▼

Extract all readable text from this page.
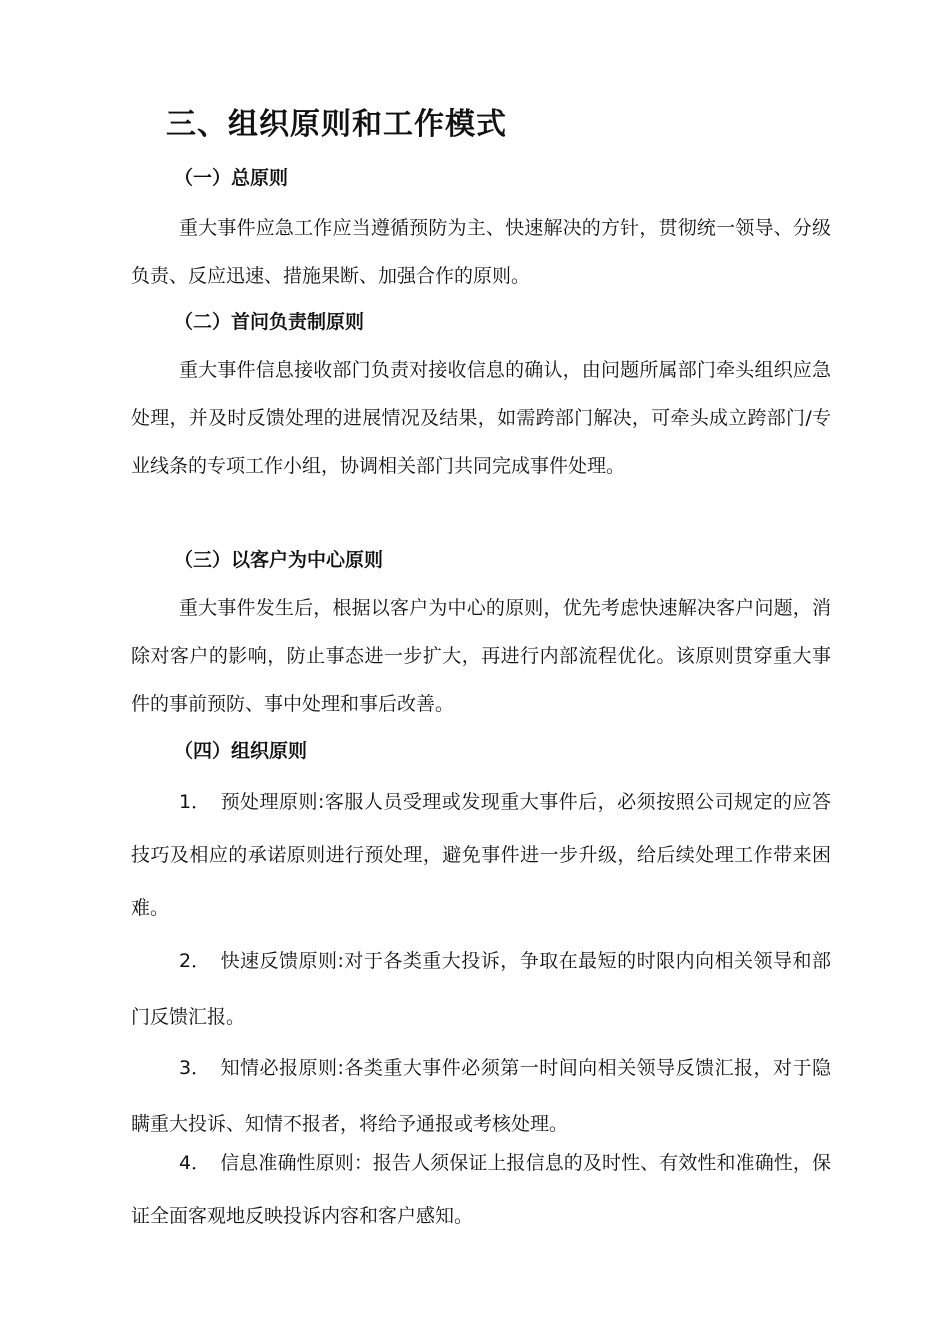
三、组织原则和工作模式
（一）总原则

重大事件应急工作应当遵循预防为主、快速解决的方针，贯彻统一领导、分级负责、反应迅速、措施果断、加强合作的原则。

（二）首问负责制原则

重大事件信息接收部门负责对接收信息的确认，由问题所属部门牵头组织应急处理，并及时反馈处理的进展情况及结果，如需跨部门解决，可牵头成立跨部门/专业线条的专项工作小组，协调相关部门共同完成事件处理。

（三）以客户为中心原则

重大事件发生后，根据以客户为中心的原则，优先考虑快速解决客户问题，消除对客户的影响，防止事态进一步扩大，再进行内部流程优化。该原则贯穿重大事件的事前预防、事中处理和事后改善。

（四）组织原则

1． 预处理原则:客服人员受理或发现重大事件后，必须按照公司规定的应答技巧及相应的承诺原则进行预处理，避免事件进一步升级，给后续处理工作带来困难。

2． 快速反馈原则:对于各类重大投诉，争取在最短的时限内向相关领导和部门反馈汇报。

3． 知情必报原则:各类重大事件必须第一时间向相关领导反馈汇报，对于隐瞒重大投诉、知情不报者，将给予通报或考核处理。

4． 信息准确性原则：报告人须保证上报信息的及时性、有效性和准确性，保证全面客观地反映投诉内容和客户感知。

▲

[Stated task]: Give back the entries verbatim. Do not include any picture.

[Problem solution]:
Extract all readable text from this page.
三、组织原则和工作模式
（一）总原则

重大事件应急工作应当遵循预防为主、快速解决的方针，贯彻统一领导、分级负责、反应迅速、措施果断、加强合作的原则。

（二）首问负责制原则

重大事件信息接收部门负责对接收信息的确认，由问题所属部门牵头组织应急处理，并及时反馈处理的进展情况及结果，如需跨部门解决，可牵头成立跨部门/专业线条的专项工作小组，协调相关部门共同完成事件处理。

（三）以客户为中心原则

重大事件发生后，根据以客户为中心的原则，优先考虑快速解决客户问题，消除对客户的影响，防止事态进一步扩大，再进行内部流程优化。该原则贯穿重大事件的事前预防、事中处理和事后改善。

（四）组织原则

1． 预处理原则:客服人员受理或发现重大事件后，必须按照公司规定的应答技巧及相应的承诺原则进行预处理，避免事件进一步升级，给后续处理工作带来困难。

2． 快速反馈原则:对于各类重大投诉，争取在最短的时限内向相关领导和部门反馈汇报。

3． 知情必报原则:各类重大事件必须第一时间向相关领导反馈汇报，对于隐瞒重大投诉、知情不报者，将给予通报或考核处理。

4． 信息准确性原则：报告人须保证上报信息的及时性、有效性和准确性，保证全面客观地反映投诉内容和客户感知。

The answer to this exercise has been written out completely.